─── DATA

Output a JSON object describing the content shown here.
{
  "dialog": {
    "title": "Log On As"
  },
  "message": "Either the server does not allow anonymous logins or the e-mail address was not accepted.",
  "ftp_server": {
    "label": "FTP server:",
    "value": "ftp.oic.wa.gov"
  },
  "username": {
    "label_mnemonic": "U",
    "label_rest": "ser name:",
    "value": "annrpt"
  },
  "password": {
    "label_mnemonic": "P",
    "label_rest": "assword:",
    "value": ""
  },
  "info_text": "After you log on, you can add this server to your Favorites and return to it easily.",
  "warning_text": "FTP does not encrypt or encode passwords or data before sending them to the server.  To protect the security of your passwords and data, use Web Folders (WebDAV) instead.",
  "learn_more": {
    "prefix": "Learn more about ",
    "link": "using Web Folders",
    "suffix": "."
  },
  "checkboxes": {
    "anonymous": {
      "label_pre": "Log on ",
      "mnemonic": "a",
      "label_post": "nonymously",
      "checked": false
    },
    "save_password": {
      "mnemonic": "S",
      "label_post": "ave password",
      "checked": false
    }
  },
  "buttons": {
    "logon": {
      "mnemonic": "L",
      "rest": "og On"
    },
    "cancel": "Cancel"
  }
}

──────
─── DATA

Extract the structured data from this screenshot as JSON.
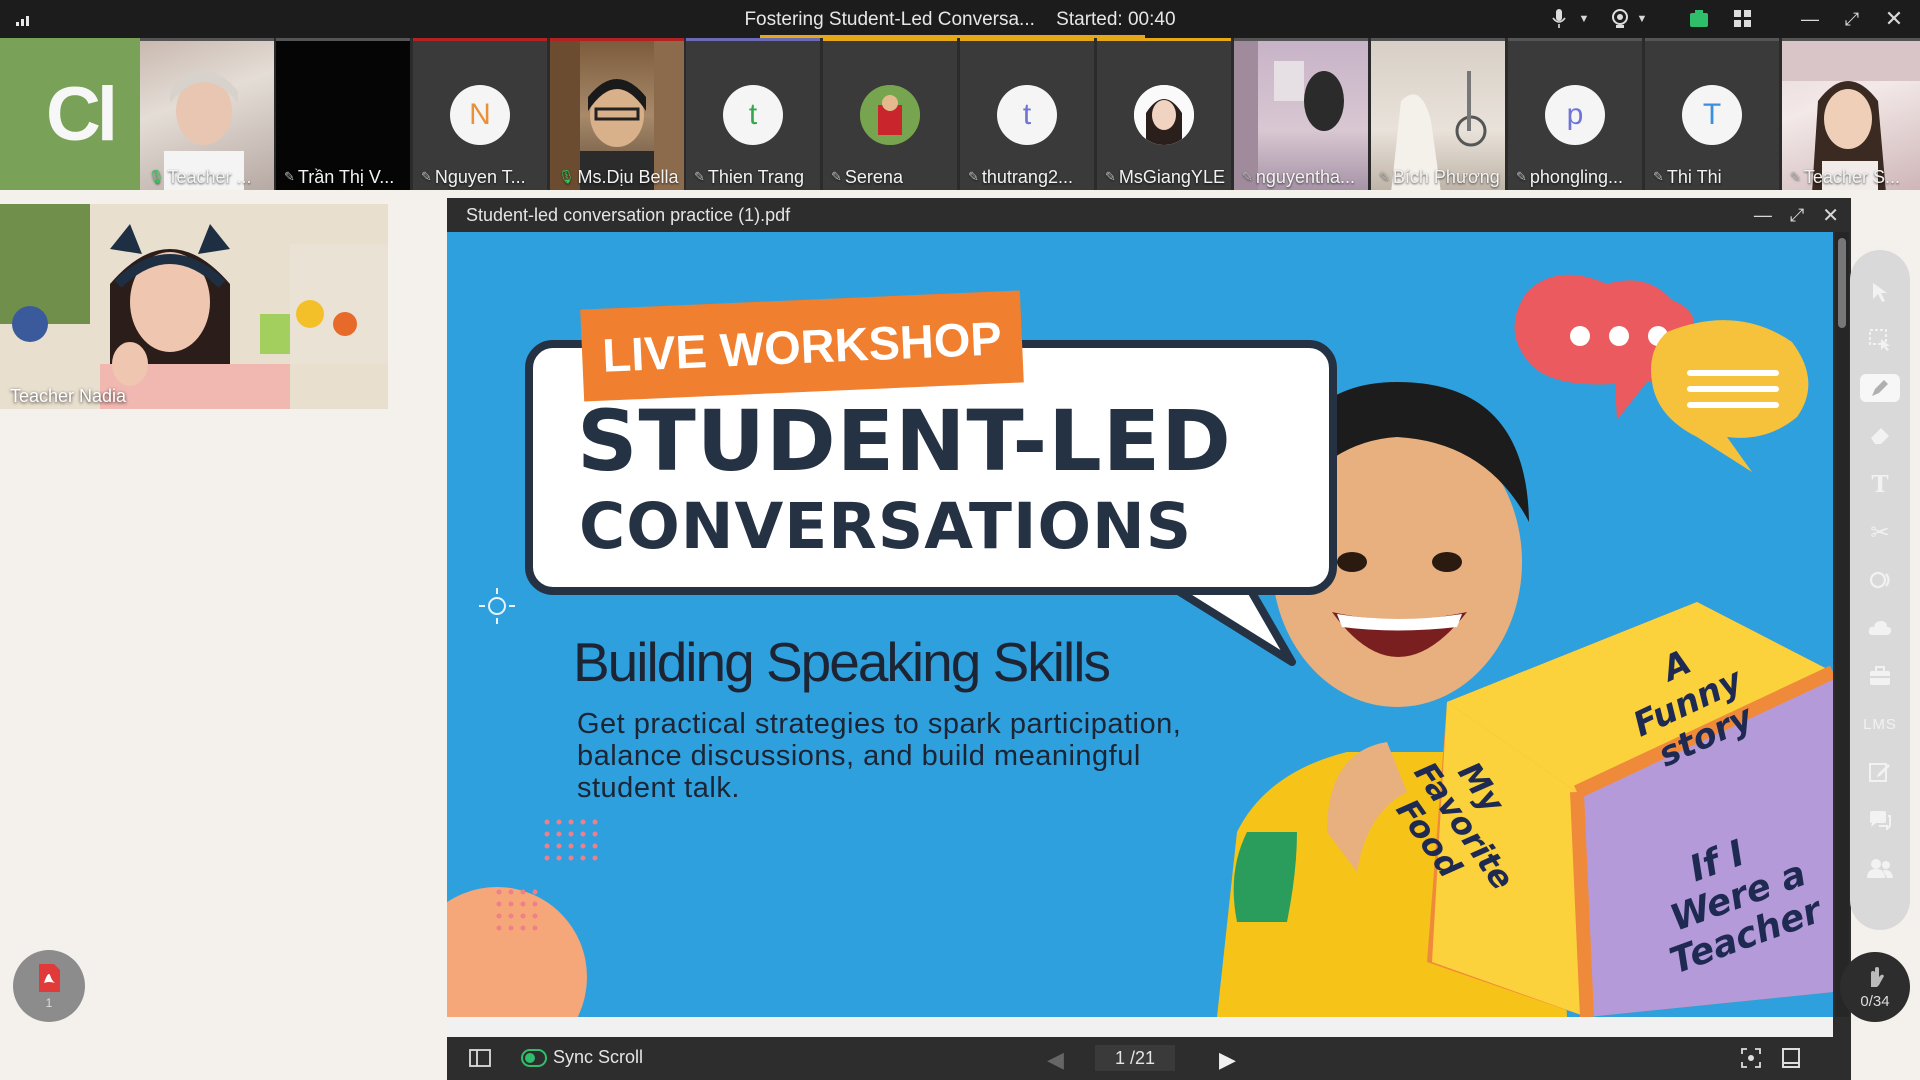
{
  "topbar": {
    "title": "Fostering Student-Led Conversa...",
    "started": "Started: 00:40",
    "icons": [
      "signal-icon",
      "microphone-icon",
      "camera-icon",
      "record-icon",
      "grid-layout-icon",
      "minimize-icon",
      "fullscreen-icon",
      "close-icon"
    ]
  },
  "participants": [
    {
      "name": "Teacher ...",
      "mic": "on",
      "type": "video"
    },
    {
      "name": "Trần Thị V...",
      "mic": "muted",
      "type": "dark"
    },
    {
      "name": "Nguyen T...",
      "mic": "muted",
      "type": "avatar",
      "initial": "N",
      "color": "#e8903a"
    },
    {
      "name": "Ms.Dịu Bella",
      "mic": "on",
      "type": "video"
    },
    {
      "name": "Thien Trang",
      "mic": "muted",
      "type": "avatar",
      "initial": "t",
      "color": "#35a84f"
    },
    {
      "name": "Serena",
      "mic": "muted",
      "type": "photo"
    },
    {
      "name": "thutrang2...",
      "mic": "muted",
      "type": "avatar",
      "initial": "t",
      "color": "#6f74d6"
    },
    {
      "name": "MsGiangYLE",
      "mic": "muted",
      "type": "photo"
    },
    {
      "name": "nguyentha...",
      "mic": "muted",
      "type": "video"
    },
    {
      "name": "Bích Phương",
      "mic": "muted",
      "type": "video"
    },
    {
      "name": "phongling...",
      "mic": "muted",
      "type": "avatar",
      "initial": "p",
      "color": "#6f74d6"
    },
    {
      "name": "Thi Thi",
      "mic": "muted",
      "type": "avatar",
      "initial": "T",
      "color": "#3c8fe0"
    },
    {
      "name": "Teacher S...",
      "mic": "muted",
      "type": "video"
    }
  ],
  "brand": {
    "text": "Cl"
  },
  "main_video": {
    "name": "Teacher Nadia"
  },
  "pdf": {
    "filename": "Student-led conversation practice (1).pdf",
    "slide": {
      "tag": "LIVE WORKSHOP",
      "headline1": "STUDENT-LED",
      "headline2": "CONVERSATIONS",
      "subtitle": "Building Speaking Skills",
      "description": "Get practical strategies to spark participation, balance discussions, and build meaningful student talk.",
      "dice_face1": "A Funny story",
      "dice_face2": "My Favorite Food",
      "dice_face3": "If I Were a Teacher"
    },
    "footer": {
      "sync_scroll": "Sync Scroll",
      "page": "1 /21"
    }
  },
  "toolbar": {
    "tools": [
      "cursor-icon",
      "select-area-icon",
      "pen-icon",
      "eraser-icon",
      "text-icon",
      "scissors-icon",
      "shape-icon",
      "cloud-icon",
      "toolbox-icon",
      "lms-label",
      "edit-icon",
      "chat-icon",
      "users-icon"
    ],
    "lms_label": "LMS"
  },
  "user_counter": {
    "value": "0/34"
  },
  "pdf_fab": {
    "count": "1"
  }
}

──────
─── DATA

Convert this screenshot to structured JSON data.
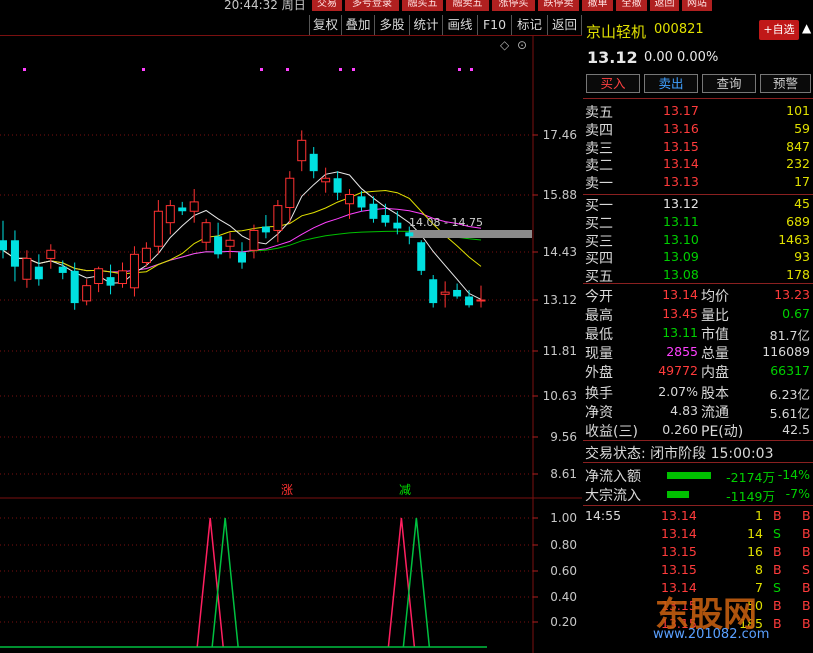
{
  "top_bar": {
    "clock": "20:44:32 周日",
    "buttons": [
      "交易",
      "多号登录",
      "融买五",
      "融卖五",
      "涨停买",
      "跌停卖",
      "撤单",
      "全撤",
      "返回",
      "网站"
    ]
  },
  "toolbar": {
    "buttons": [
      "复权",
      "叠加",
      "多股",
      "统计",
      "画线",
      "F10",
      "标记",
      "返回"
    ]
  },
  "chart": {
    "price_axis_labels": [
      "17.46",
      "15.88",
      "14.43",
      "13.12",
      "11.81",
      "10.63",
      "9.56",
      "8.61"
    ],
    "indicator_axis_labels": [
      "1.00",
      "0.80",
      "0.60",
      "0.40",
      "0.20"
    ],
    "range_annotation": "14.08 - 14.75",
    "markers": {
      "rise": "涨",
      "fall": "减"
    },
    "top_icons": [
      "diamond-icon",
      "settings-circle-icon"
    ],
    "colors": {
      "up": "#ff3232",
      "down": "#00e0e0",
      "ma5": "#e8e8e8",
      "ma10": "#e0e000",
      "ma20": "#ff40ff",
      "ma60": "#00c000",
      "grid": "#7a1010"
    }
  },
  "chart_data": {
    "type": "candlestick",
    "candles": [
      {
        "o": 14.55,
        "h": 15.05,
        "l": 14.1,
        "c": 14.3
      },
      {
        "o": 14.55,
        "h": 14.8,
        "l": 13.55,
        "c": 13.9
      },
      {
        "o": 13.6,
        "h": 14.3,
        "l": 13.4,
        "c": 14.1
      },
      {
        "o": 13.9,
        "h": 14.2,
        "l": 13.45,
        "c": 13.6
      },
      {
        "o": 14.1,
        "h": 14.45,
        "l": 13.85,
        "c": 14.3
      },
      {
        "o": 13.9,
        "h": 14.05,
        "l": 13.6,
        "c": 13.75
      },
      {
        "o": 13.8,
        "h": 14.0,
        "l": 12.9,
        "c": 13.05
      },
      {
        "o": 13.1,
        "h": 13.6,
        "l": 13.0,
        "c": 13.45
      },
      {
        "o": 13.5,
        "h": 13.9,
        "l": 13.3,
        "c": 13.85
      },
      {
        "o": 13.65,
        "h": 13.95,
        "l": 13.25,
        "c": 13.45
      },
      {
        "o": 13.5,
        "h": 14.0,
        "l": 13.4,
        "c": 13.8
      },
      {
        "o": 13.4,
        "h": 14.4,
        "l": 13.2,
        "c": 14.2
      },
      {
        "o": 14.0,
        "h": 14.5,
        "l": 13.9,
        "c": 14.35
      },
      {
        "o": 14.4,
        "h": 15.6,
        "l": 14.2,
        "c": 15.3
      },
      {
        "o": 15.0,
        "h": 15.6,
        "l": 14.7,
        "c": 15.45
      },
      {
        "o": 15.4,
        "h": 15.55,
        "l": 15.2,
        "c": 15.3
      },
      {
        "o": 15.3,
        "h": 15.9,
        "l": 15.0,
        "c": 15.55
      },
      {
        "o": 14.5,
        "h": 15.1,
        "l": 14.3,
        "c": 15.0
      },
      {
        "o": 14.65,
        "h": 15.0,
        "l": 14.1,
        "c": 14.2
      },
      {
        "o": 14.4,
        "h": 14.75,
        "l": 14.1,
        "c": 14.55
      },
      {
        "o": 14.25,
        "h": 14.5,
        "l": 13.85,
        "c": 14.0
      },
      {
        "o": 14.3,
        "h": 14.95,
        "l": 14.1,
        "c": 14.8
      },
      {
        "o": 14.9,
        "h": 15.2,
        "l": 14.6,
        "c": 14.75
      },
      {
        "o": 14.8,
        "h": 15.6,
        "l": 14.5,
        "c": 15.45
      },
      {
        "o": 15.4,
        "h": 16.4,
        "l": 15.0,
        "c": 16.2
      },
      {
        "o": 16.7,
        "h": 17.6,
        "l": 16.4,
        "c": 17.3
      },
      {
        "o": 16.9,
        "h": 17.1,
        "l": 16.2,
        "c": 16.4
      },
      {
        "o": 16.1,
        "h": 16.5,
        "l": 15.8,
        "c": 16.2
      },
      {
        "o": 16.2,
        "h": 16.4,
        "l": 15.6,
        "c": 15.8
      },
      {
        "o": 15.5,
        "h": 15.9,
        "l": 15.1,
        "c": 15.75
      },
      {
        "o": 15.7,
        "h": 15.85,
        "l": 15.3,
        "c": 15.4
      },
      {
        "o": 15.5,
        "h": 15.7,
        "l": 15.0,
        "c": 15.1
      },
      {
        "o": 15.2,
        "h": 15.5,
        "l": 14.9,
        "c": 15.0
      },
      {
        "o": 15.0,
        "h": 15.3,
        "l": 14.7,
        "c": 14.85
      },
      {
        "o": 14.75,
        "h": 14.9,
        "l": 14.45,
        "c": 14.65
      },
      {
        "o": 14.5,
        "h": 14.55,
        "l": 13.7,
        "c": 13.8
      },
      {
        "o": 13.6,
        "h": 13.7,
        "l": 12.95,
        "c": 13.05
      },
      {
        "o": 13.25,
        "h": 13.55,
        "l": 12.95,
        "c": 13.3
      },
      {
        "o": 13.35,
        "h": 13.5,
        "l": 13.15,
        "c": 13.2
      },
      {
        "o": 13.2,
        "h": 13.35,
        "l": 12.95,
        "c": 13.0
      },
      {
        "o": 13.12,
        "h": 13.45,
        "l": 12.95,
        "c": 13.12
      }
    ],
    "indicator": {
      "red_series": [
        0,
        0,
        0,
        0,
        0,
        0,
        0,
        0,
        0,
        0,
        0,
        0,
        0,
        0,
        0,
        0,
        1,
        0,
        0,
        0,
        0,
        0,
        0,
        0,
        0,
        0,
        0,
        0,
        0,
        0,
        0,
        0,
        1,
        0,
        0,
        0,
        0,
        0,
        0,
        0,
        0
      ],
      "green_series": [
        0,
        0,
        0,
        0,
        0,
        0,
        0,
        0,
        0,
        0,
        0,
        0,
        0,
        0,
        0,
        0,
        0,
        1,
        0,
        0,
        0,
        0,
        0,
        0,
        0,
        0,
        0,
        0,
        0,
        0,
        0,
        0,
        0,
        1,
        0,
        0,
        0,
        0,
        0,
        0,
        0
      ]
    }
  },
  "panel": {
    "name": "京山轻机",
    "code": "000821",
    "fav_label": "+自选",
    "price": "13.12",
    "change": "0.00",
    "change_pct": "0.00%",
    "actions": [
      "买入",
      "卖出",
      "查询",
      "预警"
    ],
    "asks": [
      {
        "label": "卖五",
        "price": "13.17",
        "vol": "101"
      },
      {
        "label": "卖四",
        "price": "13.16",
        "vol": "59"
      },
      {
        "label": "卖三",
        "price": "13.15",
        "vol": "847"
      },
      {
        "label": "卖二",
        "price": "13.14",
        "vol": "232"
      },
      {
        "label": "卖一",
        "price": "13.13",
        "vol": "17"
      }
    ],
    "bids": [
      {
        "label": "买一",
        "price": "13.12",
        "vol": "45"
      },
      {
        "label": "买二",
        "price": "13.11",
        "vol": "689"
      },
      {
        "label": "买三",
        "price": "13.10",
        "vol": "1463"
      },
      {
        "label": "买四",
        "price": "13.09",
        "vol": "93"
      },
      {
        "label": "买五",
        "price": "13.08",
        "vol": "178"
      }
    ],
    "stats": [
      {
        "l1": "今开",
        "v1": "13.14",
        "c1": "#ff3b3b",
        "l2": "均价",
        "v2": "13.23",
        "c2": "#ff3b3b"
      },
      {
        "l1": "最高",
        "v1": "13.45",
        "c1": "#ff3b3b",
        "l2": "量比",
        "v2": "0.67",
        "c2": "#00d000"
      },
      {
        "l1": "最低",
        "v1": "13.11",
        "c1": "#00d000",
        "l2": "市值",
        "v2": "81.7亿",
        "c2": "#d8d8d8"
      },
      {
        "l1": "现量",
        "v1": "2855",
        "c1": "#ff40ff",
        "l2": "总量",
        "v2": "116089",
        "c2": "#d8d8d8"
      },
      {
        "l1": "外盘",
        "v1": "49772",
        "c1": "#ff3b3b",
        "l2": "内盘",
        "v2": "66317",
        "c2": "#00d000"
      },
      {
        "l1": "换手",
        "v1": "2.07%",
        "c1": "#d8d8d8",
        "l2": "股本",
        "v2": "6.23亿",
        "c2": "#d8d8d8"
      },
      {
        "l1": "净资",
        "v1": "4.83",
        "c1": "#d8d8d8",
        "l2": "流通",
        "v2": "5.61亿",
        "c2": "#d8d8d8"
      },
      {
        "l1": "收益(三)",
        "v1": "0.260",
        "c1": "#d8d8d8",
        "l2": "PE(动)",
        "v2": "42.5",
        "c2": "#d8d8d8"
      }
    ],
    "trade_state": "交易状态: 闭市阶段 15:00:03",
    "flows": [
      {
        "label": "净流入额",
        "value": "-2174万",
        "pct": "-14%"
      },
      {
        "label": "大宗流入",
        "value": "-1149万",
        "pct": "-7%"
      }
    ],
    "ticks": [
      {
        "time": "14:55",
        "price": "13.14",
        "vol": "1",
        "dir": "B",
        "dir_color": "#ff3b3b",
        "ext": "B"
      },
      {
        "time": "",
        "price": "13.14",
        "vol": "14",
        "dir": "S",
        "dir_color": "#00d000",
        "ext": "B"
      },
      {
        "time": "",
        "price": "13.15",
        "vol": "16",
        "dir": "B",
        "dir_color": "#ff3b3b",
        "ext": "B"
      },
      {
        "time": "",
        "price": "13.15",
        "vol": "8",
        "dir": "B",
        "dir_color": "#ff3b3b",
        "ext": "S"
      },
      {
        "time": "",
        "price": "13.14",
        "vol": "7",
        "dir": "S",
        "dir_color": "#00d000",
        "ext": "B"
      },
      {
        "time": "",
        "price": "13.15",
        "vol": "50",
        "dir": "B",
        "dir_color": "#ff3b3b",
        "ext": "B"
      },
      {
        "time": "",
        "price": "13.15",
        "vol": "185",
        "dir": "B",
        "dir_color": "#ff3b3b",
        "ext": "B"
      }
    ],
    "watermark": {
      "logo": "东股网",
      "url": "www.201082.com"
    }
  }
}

──────

▶ **THE EXERCISE**
Pull out every line of the records that includes the string "JSON".

▶ **WRITTEN REPLY**
Output a JSON object describing the content shown here.
Extract the structured data from this screenshot as JSON.
Convert this screenshot to structured JSON data.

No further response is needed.